▶ _Given problem_
Pull out every line in the listing that has the word "slant" in it.

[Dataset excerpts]
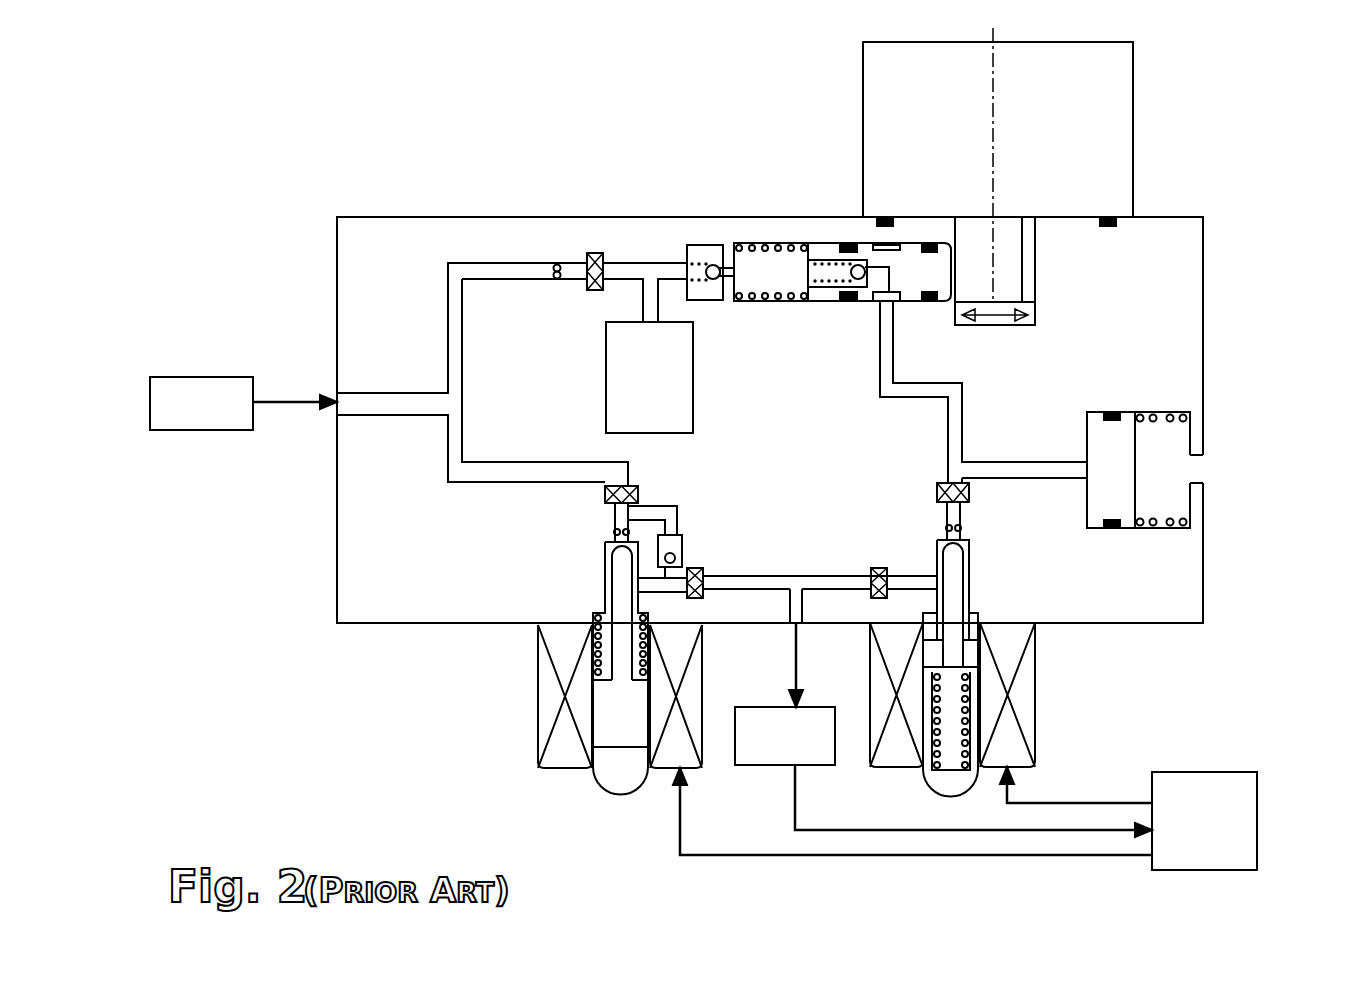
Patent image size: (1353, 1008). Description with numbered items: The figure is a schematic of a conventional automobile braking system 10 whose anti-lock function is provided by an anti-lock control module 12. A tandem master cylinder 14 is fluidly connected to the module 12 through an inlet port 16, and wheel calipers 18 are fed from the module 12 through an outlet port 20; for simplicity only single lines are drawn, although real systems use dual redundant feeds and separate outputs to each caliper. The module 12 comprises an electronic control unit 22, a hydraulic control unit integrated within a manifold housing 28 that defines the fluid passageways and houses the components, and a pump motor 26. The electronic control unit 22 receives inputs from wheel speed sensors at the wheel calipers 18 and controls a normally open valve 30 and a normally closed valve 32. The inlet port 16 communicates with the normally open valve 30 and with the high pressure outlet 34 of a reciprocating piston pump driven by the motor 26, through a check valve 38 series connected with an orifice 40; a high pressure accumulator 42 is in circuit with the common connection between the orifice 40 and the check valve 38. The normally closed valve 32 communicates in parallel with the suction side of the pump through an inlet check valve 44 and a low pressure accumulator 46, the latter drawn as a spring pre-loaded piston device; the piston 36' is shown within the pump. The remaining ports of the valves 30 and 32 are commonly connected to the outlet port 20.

The automobile braking system 10 is at (409, 162).
The anti-lock control module 12 is at (392, 585).
The tandem master cylinder 14 is at (198, 415).
The inlet port 16 is at (335, 392).
The wheel caliper 18 is at (785, 747).
The outlet port 20 is at (802, 628).
The electronic control unit 22 is at (1247, 820).
The pump motor 26 is at (1113, 108).
The manifold housing 28 is at (1177, 285).
The normally open valve 30 is at (548, 695).
The normally closed valve 32 is at (1023, 697).
The high pressure outlet 34 is at (668, 272).
The valve piston 36' is at (839, 214).
The check valve 38 is at (707, 252).
The orifice 40 is at (553, 263).
The high pressure accumulator 42 is at (678, 407).
The inlet check valve 44 is at (865, 282).
The low pressure accumulator 46 is at (1173, 447).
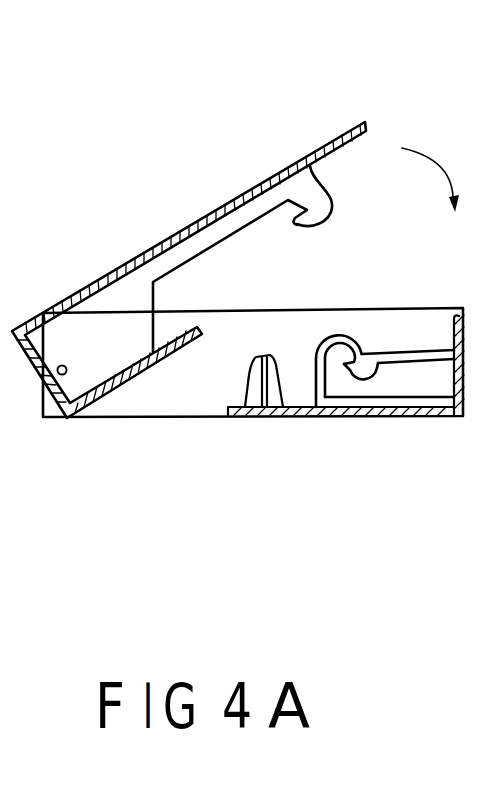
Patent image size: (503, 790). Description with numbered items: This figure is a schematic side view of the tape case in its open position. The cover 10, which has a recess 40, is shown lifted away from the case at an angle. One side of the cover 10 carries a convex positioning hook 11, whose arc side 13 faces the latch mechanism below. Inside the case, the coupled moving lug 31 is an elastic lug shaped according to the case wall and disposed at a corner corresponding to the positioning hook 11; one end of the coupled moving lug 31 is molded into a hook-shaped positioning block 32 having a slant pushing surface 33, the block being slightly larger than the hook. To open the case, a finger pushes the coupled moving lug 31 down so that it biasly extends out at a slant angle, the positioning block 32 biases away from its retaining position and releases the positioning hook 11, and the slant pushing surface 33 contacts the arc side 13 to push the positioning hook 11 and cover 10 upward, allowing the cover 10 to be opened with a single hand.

The cover 10 is at (322, 152).
The positioning hook 11 is at (309, 217).
The arc side 13 is at (333, 207).
The coupled moving lug 31 is at (435, 378).
The positioning block 32 is at (335, 363).
The slant pushing surface 33 is at (367, 378).
The recess 40 is at (103, 348).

▶ _Worked solution_
Patent image size: (503, 790). Description with numbered items: This figure is a schematic side view of the tape case in its open position. The cover 10, which has a recess 40, is shown lifted away from the case at an angle. One side of the cover 10 carries a convex positioning hook 11, whose arc side 13 faces the latch mechanism below. Inside the case, the coupled moving lug 31 is an elastic lug shaped according to the case wall and disposed at a corner corresponding to the positioning hook 11; one end of the coupled moving lug 31 is molded into a hook-shaped positioning block 32 having a slant pushing surface 33, the block being slightly larger than the hook. To open the case, a finger pushes the coupled moving lug 31 down so that it biasly extends out at a slant angle, the positioning block 32 biases away from its retaining position and releases the positioning hook 11, and the slant pushing surface 33 contacts the arc side 13 to push the positioning hook 11 and cover 10 upward, allowing the cover 10 to be opened with a single hand.
The slant pushing surface 33 is at (367, 378).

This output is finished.